▸ **Data in this exercise**:
★ ★ ★ ★

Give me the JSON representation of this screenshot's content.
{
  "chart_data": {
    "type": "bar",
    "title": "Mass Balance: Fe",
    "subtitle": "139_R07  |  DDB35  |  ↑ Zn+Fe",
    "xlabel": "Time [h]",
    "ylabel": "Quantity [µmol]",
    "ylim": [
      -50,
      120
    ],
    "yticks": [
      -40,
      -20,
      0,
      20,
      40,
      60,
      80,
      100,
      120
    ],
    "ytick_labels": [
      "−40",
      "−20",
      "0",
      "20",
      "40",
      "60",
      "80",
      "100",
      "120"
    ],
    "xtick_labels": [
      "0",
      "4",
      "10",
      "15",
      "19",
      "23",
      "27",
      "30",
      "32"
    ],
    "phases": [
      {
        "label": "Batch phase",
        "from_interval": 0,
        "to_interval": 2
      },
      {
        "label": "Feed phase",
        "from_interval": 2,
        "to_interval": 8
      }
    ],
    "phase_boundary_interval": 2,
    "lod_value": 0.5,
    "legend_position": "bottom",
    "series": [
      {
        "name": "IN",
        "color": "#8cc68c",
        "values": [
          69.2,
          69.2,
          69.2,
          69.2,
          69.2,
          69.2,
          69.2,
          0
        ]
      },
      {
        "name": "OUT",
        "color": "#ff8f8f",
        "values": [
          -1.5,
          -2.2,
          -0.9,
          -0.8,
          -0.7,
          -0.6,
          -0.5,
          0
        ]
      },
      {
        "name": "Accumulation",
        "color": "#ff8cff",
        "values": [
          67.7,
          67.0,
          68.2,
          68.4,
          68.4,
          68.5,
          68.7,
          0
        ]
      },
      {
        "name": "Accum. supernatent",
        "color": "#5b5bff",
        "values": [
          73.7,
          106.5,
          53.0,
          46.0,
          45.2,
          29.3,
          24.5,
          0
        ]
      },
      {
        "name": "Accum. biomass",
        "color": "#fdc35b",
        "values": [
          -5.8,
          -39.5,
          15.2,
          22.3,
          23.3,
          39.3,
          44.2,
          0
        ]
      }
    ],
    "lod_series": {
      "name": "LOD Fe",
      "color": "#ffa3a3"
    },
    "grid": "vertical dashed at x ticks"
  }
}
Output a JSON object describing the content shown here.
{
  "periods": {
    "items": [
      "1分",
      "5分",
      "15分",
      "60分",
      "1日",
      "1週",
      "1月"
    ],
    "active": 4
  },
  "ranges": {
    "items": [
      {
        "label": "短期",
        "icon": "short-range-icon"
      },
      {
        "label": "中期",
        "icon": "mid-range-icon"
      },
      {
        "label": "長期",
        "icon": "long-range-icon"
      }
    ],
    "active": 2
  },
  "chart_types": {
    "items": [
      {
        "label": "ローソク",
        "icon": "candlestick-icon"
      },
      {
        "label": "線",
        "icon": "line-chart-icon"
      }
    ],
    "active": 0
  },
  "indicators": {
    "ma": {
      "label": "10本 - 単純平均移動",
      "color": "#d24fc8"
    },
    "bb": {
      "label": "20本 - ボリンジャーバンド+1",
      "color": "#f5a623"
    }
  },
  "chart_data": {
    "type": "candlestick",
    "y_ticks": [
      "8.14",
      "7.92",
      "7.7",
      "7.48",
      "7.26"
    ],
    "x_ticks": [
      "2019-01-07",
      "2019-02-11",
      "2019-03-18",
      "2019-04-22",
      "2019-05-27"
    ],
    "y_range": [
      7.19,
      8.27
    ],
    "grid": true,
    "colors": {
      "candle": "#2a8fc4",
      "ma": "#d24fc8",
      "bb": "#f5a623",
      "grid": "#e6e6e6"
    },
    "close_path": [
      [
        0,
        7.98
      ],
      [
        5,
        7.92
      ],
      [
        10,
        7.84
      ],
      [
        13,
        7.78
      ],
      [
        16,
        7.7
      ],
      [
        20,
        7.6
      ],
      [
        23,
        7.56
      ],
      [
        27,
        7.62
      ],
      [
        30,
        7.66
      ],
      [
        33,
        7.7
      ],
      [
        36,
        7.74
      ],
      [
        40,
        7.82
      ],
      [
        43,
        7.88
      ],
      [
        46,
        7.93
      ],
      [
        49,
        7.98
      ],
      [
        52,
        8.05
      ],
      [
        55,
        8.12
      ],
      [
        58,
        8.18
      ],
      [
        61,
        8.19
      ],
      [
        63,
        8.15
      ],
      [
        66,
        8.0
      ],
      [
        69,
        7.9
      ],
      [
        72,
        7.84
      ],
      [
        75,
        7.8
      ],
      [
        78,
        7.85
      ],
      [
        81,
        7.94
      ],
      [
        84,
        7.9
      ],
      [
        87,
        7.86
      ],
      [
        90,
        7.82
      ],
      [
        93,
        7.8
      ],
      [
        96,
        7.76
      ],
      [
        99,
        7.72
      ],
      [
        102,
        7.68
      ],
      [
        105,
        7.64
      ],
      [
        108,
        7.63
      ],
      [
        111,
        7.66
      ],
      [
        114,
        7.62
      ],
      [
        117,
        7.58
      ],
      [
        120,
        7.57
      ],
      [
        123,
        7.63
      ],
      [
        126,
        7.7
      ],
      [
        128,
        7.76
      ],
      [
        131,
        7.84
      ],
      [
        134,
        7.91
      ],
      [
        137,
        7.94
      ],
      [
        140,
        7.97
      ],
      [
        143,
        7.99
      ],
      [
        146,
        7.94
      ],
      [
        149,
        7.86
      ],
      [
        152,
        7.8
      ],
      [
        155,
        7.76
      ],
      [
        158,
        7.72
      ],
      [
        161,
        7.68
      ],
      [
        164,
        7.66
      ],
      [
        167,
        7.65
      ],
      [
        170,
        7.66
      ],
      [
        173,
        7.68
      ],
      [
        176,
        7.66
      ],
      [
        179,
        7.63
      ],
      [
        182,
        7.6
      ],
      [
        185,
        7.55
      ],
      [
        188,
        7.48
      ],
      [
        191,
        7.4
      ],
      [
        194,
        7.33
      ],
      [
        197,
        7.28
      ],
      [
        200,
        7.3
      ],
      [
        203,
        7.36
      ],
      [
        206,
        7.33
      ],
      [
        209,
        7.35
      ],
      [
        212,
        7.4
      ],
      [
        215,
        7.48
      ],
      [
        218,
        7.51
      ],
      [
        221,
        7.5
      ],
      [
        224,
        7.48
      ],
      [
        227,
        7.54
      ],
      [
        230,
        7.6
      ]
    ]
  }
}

★ ★ ★ ★

▸ **Your task**: Each record above should be output again exactly.

▸ **Answer below**:
Give me the JSON representation of this screenshot's content.
{
  "chart_data": {
    "type": "bar",
    "title": "Mass Balance: Fe",
    "subtitle": "139_R07  |  DDB35  |  ↑ Zn+Fe",
    "xlabel": "Time [h]",
    "ylabel": "Quantity [µmol]",
    "ylim": [
      -50,
      120
    ],
    "yticks": [
      -40,
      -20,
      0,
      20,
      40,
      60,
      80,
      100,
      120
    ],
    "ytick_labels": [
      "−40",
      "−20",
      "0",
      "20",
      "40",
      "60",
      "80",
      "100",
      "120"
    ],
    "xtick_labels": [
      "0",
      "4",
      "10",
      "15",
      "19",
      "23",
      "27",
      "30",
      "32"
    ],
    "phases": [
      {
        "label": "Batch phase",
        "from_interval": 0,
        "to_interval": 2
      },
      {
        "label": "Feed phase",
        "from_interval": 2,
        "to_interval": 8
      }
    ],
    "phase_boundary_interval": 2,
    "lod_value": 0.5,
    "legend_position": "bottom",
    "series": [
      {
        "name": "IN",
        "color": "#8cc68c",
        "values": [
          69.2,
          69.2,
          69.2,
          69.2,
          69.2,
          69.2,
          69.2,
          0
        ]
      },
      {
        "name": "OUT",
        "color": "#ff8f8f",
        "values": [
          -1.5,
          -2.2,
          -0.9,
          -0.8,
          -0.7,
          -0.6,
          -0.5,
          0
        ]
      },
      {
        "name": "Accumulation",
        "color": "#ff8cff",
        "values": [
          67.7,
          67.0,
          68.2,
          68.4,
          68.4,
          68.5,
          68.7,
          0
        ]
      },
      {
        "name": "Accum. supernatent",
        "color": "#5b5bff",
        "values": [
          73.7,
          106.5,
          53.0,
          46.0,
          45.2,
          29.3,
          24.5,
          0
        ]
      },
      {
        "name": "Accum. biomass",
        "color": "#fdc35b",
        "values": [
          -5.8,
          -39.5,
          15.2,
          22.3,
          23.3,
          39.3,
          44.2,
          0
        ]
      }
    ],
    "lod_series": {
      "name": "LOD Fe",
      "color": "#ffa3a3"
    },
    "grid": "vertical dashed at x ticks"
  }
}
Output a JSON object describing the content shown here.
{
  "periods": {
    "items": [
      "1分",
      "5分",
      "15分",
      "60分",
      "1日",
      "1週",
      "1月"
    ],
    "active": 4
  },
  "ranges": {
    "items": [
      {
        "label": "短期",
        "icon": "short-range-icon"
      },
      {
        "label": "中期",
        "icon": "mid-range-icon"
      },
      {
        "label": "長期",
        "icon": "long-range-icon"
      }
    ],
    "active": 2
  },
  "chart_types": {
    "items": [
      {
        "label": "ローソク",
        "icon": "candlestick-icon"
      },
      {
        "label": "線",
        "icon": "line-chart-icon"
      }
    ],
    "active": 0
  },
  "indicators": {
    "ma": {
      "label": "10本 - 単純平均移動",
      "color": "#d24fc8"
    },
    "bb": {
      "label": "20本 - ボリンジャーバンド+1",
      "color": "#f5a623"
    }
  },
  "chart_data": {
    "type": "candlestick",
    "y_ticks": [
      "8.14",
      "7.92",
      "7.7",
      "7.48",
      "7.26"
    ],
    "x_ticks": [
      "2019-01-07",
      "2019-02-11",
      "2019-03-18",
      "2019-04-22",
      "2019-05-27"
    ],
    "y_range": [
      7.19,
      8.27
    ],
    "grid": true,
    "colors": {
      "candle": "#2a8fc4",
      "ma": "#d24fc8",
      "bb": "#f5a623",
      "grid": "#e6e6e6"
    },
    "close_path": [
      [
        0,
        7.98
      ],
      [
        5,
        7.92
      ],
      [
        10,
        7.84
      ],
      [
        13,
        7.78
      ],
      [
        16,
        7.7
      ],
      [
        20,
        7.6
      ],
      [
        23,
        7.56
      ],
      [
        27,
        7.62
      ],
      [
        30,
        7.66
      ],
      [
        33,
        7.7
      ],
      [
        36,
        7.74
      ],
      [
        40,
        7.82
      ],
      [
        43,
        7.88
      ],
      [
        46,
        7.93
      ],
      [
        49,
        7.98
      ],
      [
        52,
        8.05
      ],
      [
        55,
        8.12
      ],
      [
        58,
        8.18
      ],
      [
        61,
        8.19
      ],
      [
        63,
        8.15
      ],
      [
        66,
        8.0
      ],
      [
        69,
        7.9
      ],
      [
        72,
        7.84
      ],
      [
        75,
        7.8
      ],
      [
        78,
        7.85
      ],
      [
        81,
        7.94
      ],
      [
        84,
        7.9
      ],
      [
        87,
        7.86
      ],
      [
        90,
        7.82
      ],
      [
        93,
        7.8
      ],
      [
        96,
        7.76
      ],
      [
        99,
        7.72
      ],
      [
        102,
        7.68
      ],
      [
        105,
        7.64
      ],
      [
        108,
        7.63
      ],
      [
        111,
        7.66
      ],
      [
        114,
        7.62
      ],
      [
        117,
        7.58
      ],
      [
        120,
        7.57
      ],
      [
        123,
        7.63
      ],
      [
        126,
        7.7
      ],
      [
        128,
        7.76
      ],
      [
        131,
        7.84
      ],
      [
        134,
        7.91
      ],
      [
        137,
        7.94
      ],
      [
        140,
        7.97
      ],
      [
        143,
        7.99
      ],
      [
        146,
        7.94
      ],
      [
        149,
        7.86
      ],
      [
        152,
        7.8
      ],
      [
        155,
        7.76
      ],
      [
        158,
        7.72
      ],
      [
        161,
        7.68
      ],
      [
        164,
        7.66
      ],
      [
        167,
        7.65
      ],
      [
        170,
        7.66
      ],
      [
        173,
        7.68
      ],
      [
        176,
        7.66
      ],
      [
        179,
        7.63
      ],
      [
        182,
        7.6
      ],
      [
        185,
        7.55
      ],
      [
        188,
        7.48
      ],
      [
        191,
        7.4
      ],
      [
        194,
        7.33
      ],
      [
        197,
        7.28
      ],
      [
        200,
        7.3
      ],
      [
        203,
        7.36
      ],
      [
        206,
        7.33
      ],
      [
        209,
        7.35
      ],
      [
        212,
        7.4
      ],
      [
        215,
        7.48
      ],
      [
        218,
        7.51
      ],
      [
        221,
        7.5
      ],
      [
        224,
        7.48
      ],
      [
        227,
        7.54
      ],
      [
        230,
        7.6
      ]
    ]
  }
}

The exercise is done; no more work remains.